__Exercise__:
Retype each entry below exactly as it stands.

[Rows from a dataset]
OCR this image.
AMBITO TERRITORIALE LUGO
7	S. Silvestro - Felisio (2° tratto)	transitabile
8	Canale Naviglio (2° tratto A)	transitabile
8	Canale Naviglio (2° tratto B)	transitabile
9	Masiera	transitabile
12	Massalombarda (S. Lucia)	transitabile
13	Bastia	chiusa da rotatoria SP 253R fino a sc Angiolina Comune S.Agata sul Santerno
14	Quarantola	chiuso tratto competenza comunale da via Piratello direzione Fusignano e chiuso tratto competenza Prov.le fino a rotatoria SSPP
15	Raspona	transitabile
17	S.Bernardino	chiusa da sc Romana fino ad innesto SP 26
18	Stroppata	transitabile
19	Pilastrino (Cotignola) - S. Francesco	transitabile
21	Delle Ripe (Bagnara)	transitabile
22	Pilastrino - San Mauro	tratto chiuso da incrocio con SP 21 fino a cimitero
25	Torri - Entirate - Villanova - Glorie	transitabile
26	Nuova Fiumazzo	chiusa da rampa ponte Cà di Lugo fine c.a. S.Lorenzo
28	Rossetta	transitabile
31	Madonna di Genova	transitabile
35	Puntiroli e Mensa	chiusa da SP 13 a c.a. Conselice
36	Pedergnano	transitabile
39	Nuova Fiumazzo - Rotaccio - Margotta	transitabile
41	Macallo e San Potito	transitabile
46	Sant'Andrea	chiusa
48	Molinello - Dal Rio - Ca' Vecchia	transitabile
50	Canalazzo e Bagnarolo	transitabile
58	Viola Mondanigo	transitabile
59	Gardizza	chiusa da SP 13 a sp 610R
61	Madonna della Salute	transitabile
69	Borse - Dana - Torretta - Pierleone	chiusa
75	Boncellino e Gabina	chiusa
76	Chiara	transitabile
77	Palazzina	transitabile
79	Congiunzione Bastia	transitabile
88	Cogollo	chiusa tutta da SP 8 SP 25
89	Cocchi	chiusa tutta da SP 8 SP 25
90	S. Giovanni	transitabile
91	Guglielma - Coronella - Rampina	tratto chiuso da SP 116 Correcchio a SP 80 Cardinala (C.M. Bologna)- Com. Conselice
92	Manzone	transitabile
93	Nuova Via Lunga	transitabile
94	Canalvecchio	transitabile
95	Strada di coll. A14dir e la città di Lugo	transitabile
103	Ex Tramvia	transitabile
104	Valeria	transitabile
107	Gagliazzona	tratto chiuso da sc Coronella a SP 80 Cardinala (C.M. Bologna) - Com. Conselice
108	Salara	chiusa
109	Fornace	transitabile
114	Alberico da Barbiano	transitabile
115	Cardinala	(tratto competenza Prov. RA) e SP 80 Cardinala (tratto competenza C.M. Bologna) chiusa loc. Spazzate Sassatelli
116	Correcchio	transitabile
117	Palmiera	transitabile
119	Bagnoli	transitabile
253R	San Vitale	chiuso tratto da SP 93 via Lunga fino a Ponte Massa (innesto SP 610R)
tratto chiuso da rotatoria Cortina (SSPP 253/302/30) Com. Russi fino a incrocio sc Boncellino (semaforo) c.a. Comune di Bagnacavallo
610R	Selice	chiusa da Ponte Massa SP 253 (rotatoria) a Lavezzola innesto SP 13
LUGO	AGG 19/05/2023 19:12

__Response for this exercise__:
OCR this image.
AMBITO TERRITORIALE LUGO
7	S. Silvestro - Felisio (2° tratto)	transitabile
8	Canale Naviglio (2° tratto A)	transitabile
8	Canale Naviglio (2° tratto B)	transitabile
9	Masiera	transitabile
12	Massalombarda (S. Lucia)	transitabile
13	Bastia	chiusa da rotatoria SP 253R fino a sc Angiolina Comune S.Agata sul Santerno
14	Quarantola	chiuso tratto competenza comunale da via Piratello direzione Fusignano e chiuso tratto competenza Prov.le fino a rotatoria SSPP
15	Raspona	transitabile
17	S.Bernardino	chiusa da sc Romana fino ad innesto SP 26
18	Stroppata	transitabile
19	Pilastrino (Cotignola) - S. Francesco	transitabile
21	Delle Ripe (Bagnara)	transitabile
22	Pilastrino - San Mauro	tratto chiuso da incrocio con SP 21 fino a cimitero
25	Torri - Entirate - Villanova - Glorie	transitabile
26	Nuova Fiumazzo	chiusa da rampa ponte Cà di Lugo fine c.a. S.Lorenzo
28	Rossetta	transitabile
31	Madonna di Genova	transitabile
35	Puntiroli e Mensa	chiusa da SP 13 a c.a. Conselice
36	Pedergnano	transitabile
39	Nuova Fiumazzo - Rotaccio - Margotta	transitabile
41	Macallo e San Potito	transitabile
46	Sant'Andrea	chiusa
48	Molinello - Dal Rio - Ca' Vecchia	transitabile
50	Canalazzo e Bagnarolo	transitabile
58	Viola Mondanigo	transitabile
59	Gardizza	chiusa da SP 13 a sp 610R
61	Madonna della Salute	transitabile
69	Borse - Dana - Torretta - Pierleone	chiusa
75	Boncellino e Gabina	chiusa
76	Chiara	transitabile
77	Palazzina	transitabile
79	Congiunzione Bastia	transitabile
88	Cogollo	chiusa tutta da SP 8 SP 25
89	Cocchi	chiusa tutta da SP 8 SP 25
90	S. Giovanni	transitabile
91	Guglielma - Coronella - Rampina	tratto chiuso da SP 116 Correcchio a SP 80 Cardinala (C.M. Bologna)- Com. Conselice
92	Manzone	transitabile
93	Nuova Via Lunga	transitabile
94	Canalvecchio	transitabile
95	Strada di coll. A14dir e la città di Lugo	transitabile
103	Ex Tramvia	transitabile
104	Valeria	transitabile
107	Gagliazzona	tratto chiuso da sc Coronella a SP 80 Cardinala (C.M. Bologna) - Com. Conselice
108	Salara	chiusa
109	Fornace	transitabile
114	Alberico da Barbiano	transitabile
115	Cardinala	(tratto competenza Prov. RA) e SP 80 Cardinala (tratto competenza C.M. Bologna) chiusa loc. Spazzate Sassatelli
116	Correcchio	transitabile
117	Palmiera	transitabile
119	Bagnoli	transitabile
253R	San Vitale	chiuso tratto da SP 93 via Lunga fino a Ponte Massa (innesto SP 610R)
tratto chiuso da rotatoria Cortina (SSPP 253/302/30) Com. Russi fino a incrocio sc Boncellino (semaforo) c.a. Comune di Bagnacavallo
610R	Selice	chiusa da Ponte Massa SP 253 (rotatoria) a Lavezzola innesto SP 13
LUGO	AGG 19/05/2023 19:12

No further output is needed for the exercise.